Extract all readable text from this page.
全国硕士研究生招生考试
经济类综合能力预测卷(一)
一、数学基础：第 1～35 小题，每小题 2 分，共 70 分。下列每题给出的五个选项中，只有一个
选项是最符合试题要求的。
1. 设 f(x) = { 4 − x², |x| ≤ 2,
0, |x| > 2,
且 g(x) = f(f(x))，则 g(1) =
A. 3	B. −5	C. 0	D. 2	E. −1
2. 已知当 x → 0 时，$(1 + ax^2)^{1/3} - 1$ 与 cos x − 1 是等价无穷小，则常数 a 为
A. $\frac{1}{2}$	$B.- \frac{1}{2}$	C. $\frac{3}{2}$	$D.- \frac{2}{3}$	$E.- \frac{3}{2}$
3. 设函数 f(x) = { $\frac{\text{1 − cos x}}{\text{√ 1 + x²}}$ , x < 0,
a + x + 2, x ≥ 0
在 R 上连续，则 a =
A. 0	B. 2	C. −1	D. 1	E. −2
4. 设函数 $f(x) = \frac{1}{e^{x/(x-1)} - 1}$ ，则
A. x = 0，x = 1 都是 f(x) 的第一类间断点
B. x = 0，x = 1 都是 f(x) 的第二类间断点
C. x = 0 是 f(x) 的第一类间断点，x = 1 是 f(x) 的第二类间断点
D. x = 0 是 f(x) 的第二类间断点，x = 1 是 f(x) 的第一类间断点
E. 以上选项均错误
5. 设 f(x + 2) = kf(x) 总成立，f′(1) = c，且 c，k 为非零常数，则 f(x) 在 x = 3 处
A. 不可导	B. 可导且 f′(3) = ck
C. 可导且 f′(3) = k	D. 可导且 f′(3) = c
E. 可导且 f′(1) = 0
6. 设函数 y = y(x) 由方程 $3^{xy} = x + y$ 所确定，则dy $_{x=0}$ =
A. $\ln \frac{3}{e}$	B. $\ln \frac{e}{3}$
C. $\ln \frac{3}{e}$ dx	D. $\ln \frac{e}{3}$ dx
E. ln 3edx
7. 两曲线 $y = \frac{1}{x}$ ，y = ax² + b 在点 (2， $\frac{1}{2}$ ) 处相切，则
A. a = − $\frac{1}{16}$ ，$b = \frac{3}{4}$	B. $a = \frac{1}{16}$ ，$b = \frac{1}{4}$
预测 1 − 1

====

• _Written request_: Extract all lines containing the word "的第一类间断点".

• _Completed exercise_:
A. x = 0，x = 1 都是 f(x) 的第一类间断点
C. x = 0 是 f(x) 的第一类间断点，x = 1 是 f(x) 的第二类间断点
D. x = 0 是 f(x) 的第二类间断点，x = 1 是 f(x) 的第一类间断点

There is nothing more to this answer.